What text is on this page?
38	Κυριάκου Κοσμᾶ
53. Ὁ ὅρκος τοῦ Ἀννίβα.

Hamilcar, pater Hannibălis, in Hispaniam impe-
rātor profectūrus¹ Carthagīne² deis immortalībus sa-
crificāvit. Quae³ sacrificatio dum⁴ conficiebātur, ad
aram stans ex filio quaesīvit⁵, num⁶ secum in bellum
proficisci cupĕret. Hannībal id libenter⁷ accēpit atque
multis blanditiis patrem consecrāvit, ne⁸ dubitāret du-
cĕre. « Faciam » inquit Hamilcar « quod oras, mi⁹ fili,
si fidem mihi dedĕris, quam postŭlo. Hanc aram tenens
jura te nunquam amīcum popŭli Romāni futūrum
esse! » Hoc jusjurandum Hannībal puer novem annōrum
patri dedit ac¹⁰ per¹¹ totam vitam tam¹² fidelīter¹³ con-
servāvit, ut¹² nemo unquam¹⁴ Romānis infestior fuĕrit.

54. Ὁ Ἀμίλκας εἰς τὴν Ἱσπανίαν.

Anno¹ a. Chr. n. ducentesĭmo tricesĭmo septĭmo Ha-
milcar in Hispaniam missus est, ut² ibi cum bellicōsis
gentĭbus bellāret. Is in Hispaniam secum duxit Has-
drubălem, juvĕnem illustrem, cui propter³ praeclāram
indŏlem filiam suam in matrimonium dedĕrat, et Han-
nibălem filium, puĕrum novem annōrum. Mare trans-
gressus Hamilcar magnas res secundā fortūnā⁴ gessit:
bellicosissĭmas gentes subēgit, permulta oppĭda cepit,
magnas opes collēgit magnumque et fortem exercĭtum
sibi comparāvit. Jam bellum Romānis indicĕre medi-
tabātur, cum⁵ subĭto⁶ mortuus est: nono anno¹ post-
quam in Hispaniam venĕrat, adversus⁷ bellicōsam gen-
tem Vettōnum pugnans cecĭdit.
-----
**To do:** Copy out every line of the data above, exactly as given.

**Finished exercise:**
What text is on this page?
38	Κυριάκου Κοσμᾶ
53. Ὁ ὅρκος τοῦ Ἀννίβα.

Hamilcar, pater Hannibălis, in Hispaniam impe-
rātor profectūrus¹ Carthagīne² deis immortalībus sa-
crificāvit. Quae³ sacrificatio dum⁴ conficiebātur, ad
aram stans ex filio quaesīvit⁵, num⁶ secum in bellum
proficisci cupĕret. Hannībal id libenter⁷ accēpit atque
multis blanditiis patrem consecrāvit, ne⁸ dubitāret du-
cĕre. « Faciam » inquit Hamilcar « quod oras, mi⁹ fili,
si fidem mihi dedĕris, quam postŭlo. Hanc aram tenens
jura te nunquam amīcum popŭli Romāni futūrum
esse! » Hoc jusjurandum Hannībal puer novem annōrum
patri dedit ac¹⁰ per¹¹ totam vitam tam¹² fidelīter¹³ con-
servāvit, ut¹² nemo unquam¹⁴ Romānis infestior fuĕrit.

54. Ὁ Ἀμίλκας εἰς τὴν Ἱσπανίαν.

Anno¹ a. Chr. n. ducentesĭmo tricesĭmo septĭmo Ha-
milcar in Hispaniam missus est, ut² ibi cum bellicōsis
gentĭbus bellāret. Is in Hispaniam secum duxit Has-
drubălem, juvĕnem illustrem, cui propter³ praeclāram
indŏlem filiam suam in matrimonium dedĕrat, et Han-
nibălem filium, puĕrum novem annōrum. Mare trans-
gressus Hamilcar magnas res secundā fortūnā⁴ gessit:
bellicosissĭmas gentes subēgit, permulta oppĭda cepit,
magnas opes collēgit magnumque et fortem exercĭtum
sibi comparāvit. Jam bellum Romānis indicĕre medi-
tabātur, cum⁵ subĭto⁶ mortuus est: nono anno¹ post-
quam in Hispaniam venĕrat, adversus⁷ bellicōsam gen-
tem Vettōnum pugnans cecĭdit.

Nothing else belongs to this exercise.